**Requirements**
Print all of the entries exactly, minus the pictures.

******

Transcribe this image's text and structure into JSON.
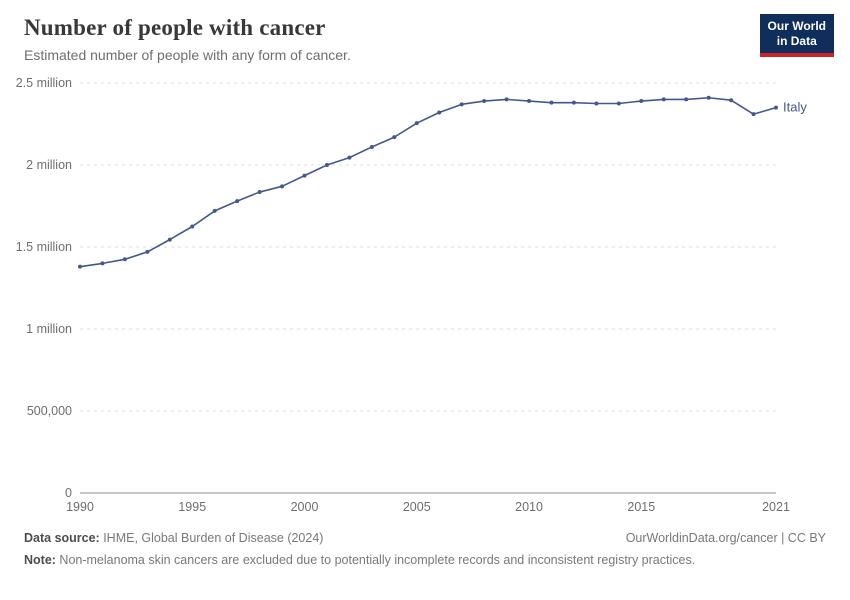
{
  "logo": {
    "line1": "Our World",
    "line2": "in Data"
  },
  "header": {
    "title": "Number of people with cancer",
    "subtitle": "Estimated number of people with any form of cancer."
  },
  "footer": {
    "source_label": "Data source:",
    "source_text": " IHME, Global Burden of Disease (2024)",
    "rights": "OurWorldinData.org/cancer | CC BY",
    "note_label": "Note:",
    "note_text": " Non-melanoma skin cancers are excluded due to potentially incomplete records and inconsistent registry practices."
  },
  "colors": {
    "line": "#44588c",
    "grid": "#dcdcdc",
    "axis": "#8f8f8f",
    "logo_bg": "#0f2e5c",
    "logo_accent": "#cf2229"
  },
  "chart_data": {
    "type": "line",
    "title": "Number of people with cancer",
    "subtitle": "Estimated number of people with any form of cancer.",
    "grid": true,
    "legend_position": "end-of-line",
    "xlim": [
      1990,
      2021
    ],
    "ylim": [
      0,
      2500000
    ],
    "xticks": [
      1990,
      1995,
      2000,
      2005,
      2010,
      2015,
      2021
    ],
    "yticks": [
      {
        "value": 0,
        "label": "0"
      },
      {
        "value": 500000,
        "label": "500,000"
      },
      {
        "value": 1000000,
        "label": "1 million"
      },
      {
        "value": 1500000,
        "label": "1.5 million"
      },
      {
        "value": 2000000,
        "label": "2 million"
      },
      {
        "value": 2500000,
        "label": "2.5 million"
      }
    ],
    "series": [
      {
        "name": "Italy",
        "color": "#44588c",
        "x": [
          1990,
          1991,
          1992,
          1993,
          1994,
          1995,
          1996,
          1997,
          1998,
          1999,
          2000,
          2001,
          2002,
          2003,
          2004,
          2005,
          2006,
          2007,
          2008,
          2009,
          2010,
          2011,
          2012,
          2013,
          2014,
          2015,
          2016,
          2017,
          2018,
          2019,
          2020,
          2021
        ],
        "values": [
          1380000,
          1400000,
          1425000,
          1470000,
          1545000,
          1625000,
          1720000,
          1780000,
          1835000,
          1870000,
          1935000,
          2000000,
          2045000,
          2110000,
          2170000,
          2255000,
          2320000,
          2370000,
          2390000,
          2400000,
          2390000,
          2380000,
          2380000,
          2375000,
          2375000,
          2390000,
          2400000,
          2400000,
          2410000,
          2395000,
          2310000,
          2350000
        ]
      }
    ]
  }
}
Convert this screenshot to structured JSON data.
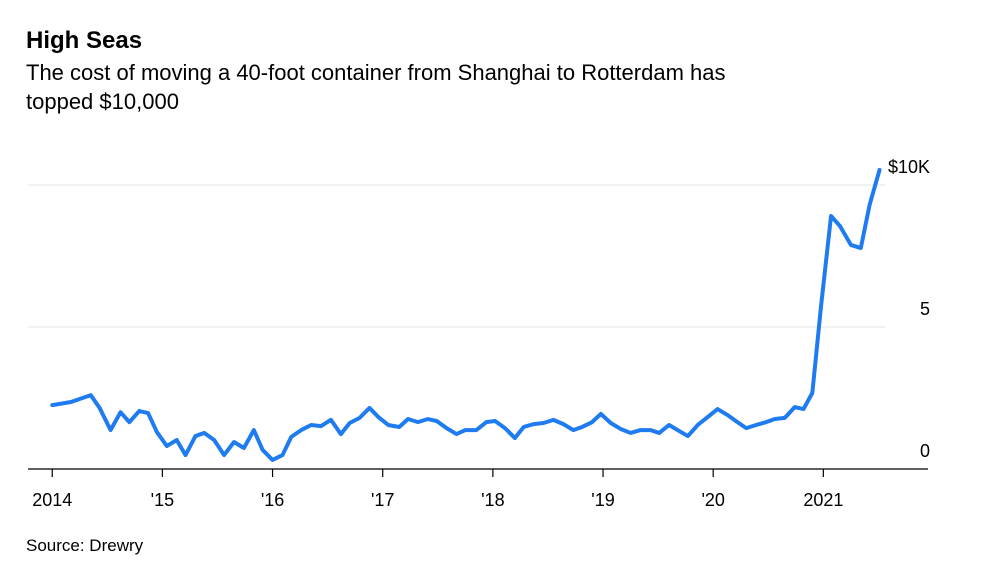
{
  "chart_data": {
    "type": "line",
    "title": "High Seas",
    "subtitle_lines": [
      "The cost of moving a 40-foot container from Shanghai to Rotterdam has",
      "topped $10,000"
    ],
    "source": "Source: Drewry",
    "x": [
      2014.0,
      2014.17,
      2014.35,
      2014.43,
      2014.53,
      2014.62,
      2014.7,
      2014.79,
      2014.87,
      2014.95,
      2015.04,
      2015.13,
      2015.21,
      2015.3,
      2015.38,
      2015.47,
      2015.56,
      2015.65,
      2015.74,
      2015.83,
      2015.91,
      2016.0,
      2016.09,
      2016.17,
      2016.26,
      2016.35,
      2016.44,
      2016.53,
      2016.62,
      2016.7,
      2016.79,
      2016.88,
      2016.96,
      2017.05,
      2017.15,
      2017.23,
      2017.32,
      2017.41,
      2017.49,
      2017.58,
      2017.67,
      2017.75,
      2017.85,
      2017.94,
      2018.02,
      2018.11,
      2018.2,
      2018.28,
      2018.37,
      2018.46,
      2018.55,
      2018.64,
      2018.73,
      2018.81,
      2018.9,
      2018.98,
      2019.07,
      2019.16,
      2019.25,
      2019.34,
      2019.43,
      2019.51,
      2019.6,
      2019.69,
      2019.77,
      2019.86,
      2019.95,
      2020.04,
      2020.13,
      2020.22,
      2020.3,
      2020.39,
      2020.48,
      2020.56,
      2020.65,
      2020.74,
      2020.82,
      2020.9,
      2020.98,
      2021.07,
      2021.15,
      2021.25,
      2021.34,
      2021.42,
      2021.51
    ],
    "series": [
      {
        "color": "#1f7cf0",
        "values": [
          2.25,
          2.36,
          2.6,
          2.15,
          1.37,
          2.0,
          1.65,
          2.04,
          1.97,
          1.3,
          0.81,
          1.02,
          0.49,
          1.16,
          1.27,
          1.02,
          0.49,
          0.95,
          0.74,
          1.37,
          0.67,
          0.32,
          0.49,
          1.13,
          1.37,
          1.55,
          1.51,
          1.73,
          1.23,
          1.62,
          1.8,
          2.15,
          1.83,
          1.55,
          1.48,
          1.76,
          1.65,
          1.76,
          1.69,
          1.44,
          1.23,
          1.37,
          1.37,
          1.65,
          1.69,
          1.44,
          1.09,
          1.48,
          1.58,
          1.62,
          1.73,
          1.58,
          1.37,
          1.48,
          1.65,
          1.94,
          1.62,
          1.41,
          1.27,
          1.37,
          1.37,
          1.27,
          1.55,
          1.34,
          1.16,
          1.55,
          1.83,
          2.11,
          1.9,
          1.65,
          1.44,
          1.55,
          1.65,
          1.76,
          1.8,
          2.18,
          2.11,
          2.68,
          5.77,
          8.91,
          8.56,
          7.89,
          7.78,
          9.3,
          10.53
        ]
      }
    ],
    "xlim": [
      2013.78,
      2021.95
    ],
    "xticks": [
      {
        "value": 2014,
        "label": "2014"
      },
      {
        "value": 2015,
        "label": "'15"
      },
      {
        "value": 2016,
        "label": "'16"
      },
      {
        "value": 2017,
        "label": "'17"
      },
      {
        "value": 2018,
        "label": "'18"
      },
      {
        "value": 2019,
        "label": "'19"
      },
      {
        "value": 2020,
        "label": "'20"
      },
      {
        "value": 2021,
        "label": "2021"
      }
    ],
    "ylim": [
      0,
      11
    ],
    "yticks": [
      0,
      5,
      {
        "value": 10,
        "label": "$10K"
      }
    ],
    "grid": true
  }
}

******

**Task output**
Transcribe this image's text and structure into JSON.
{
  "logo": {
    "line1": "Our World",
    "line2": "in Data"
  },
  "header": {
    "title": "Number of people with cancer",
    "subtitle": "Estimated number of people with any form of cancer."
  },
  "footer": {
    "source_label": "Data source:",
    "source_text": " IHME, Global Burden of Disease (2024)",
    "rights": "OurWorldinData.org/cancer | CC BY",
    "note_label": "Note:",
    "note_text": " Non-melanoma skin cancers are excluded due to potentially incomplete records and inconsistent registry practices."
  },
  "colors": {
    "line": "#44588c",
    "grid": "#dcdcdc",
    "axis": "#8f8f8f",
    "logo_bg": "#0f2e5c",
    "logo_accent": "#cf2229"
  },
  "chart_data": {
    "type": "line",
    "title": "Number of people with cancer",
    "subtitle": "Estimated number of people with any form of cancer.",
    "grid": true,
    "legend_position": "end-of-line",
    "xlim": [
      1990,
      2021
    ],
    "ylim": [
      0,
      2500000
    ],
    "xticks": [
      1990,
      1995,
      2000,
      2005,
      2010,
      2015,
      2021
    ],
    "yticks": [
      {
        "value": 0,
        "label": "0"
      },
      {
        "value": 500000,
        "label": "500,000"
      },
      {
        "value": 1000000,
        "label": "1 million"
      },
      {
        "value": 1500000,
        "label": "1.5 million"
      },
      {
        "value": 2000000,
        "label": "2 million"
      },
      {
        "value": 2500000,
        "label": "2.5 million"
      }
    ],
    "series": [
      {
        "name": "Italy",
        "color": "#44588c",
        "x": [
          1990,
          1991,
          1992,
          1993,
          1994,
          1995,
          1996,
          1997,
          1998,
          1999,
          2000,
          2001,
          2002,
          2003,
          2004,
          2005,
          2006,
          2007,
          2008,
          2009,
          2010,
          2011,
          2012,
          2013,
          2014,
          2015,
          2016,
          2017,
          2018,
          2019,
          2020,
          2021
        ],
        "values": [
          1380000,
          1400000,
          1425000,
          1470000,
          1545000,
          1625000,
          1720000,
          1780000,
          1835000,
          1870000,
          1935000,
          2000000,
          2045000,
          2110000,
          2170000,
          2255000,
          2320000,
          2370000,
          2390000,
          2400000,
          2390000,
          2380000,
          2380000,
          2375000,
          2375000,
          2390000,
          2400000,
          2400000,
          2410000,
          2395000,
          2310000,
          2350000
        ]
      }
    ]
  }
}
Convert this screenshot to structured JSON data.
{
  "chart_data": {
    "type": "line",
    "title": "High Seas",
    "subtitle_lines": [
      "The cost of moving a 40-foot container from Shanghai to Rotterdam has",
      "topped $10,000"
    ],
    "source": "Source: Drewry",
    "x": [
      2014.0,
      2014.17,
      2014.35,
      2014.43,
      2014.53,
      2014.62,
      2014.7,
      2014.79,
      2014.87,
      2014.95,
      2015.04,
      2015.13,
      2015.21,
      2015.3,
      2015.38,
      2015.47,
      2015.56,
      2015.65,
      2015.74,
      2015.83,
      2015.91,
      2016.0,
      2016.09,
      2016.17,
      2016.26,
      2016.35,
      2016.44,
      2016.53,
      2016.62,
      2016.7,
      2016.79,
      2016.88,
      2016.96,
      2017.05,
      2017.15,
      2017.23,
      2017.32,
      2017.41,
      2017.49,
      2017.58,
      2017.67,
      2017.75,
      2017.85,
      2017.94,
      2018.02,
      2018.11,
      2018.2,
      2018.28,
      2018.37,
      2018.46,
      2018.55,
      2018.64,
      2018.73,
      2018.81,
      2018.9,
      2018.98,
      2019.07,
      2019.16,
      2019.25,
      2019.34,
      2019.43,
      2019.51,
      2019.6,
      2019.69,
      2019.77,
      2019.86,
      2019.95,
      2020.04,
      2020.13,
      2020.22,
      2020.3,
      2020.39,
      2020.48,
      2020.56,
      2020.65,
      2020.74,
      2020.82,
      2020.9,
      2020.98,
      2021.07,
      2021.15,
      2021.25,
      2021.34,
      2021.42,
      2021.51
    ],
    "series": [
      {
        "color": "#1f7cf0",
        "values": [
          2.25,
          2.36,
          2.6,
          2.15,
          1.37,
          2.0,
          1.65,
          2.04,
          1.97,
          1.3,
          0.81,
          1.02,
          0.49,
          1.16,
          1.27,
          1.02,
          0.49,
          0.95,
          0.74,
          1.37,
          0.67,
          0.32,
          0.49,
          1.13,
          1.37,
          1.55,
          1.51,
          1.73,
          1.23,
          1.62,
          1.8,
          2.15,
          1.83,
          1.55,
          1.48,
          1.76,
          1.65,
          1.76,
          1.69,
          1.44,
          1.23,
          1.37,
          1.37,
          1.65,
          1.69,
          1.44,
          1.09,
          1.48,
          1.58,
          1.62,
          1.73,
          1.58,
          1.37,
          1.48,
          1.65,
          1.94,
          1.62,
          1.41,
          1.27,
          1.37,
          1.37,
          1.27,
          1.55,
          1.34,
          1.16,
          1.55,
          1.83,
          2.11,
          1.9,
          1.65,
          1.44,
          1.55,
          1.65,
          1.76,
          1.8,
          2.18,
          2.11,
          2.68,
          5.77,
          8.91,
          8.56,
          7.89,
          7.78,
          9.3,
          10.53
        ]
      }
    ],
    "xlim": [
      2013.78,
      2021.95
    ],
    "xticks": [
      {
        "value": 2014,
        "label": "2014"
      },
      {
        "value": 2015,
        "label": "'15"
      },
      {
        "value": 2016,
        "label": "'16"
      },
      {
        "value": 2017,
        "label": "'17"
      },
      {
        "value": 2018,
        "label": "'18"
      },
      {
        "value": 2019,
        "label": "'19"
      },
      {
        "value": 2020,
        "label": "'20"
      },
      {
        "value": 2021,
        "label": "2021"
      }
    ],
    "ylim": [
      0,
      11
    ],
    "yticks": [
      0,
      5,
      {
        "value": 10,
        "label": "$10K"
      }
    ],
    "grid": true
  }
}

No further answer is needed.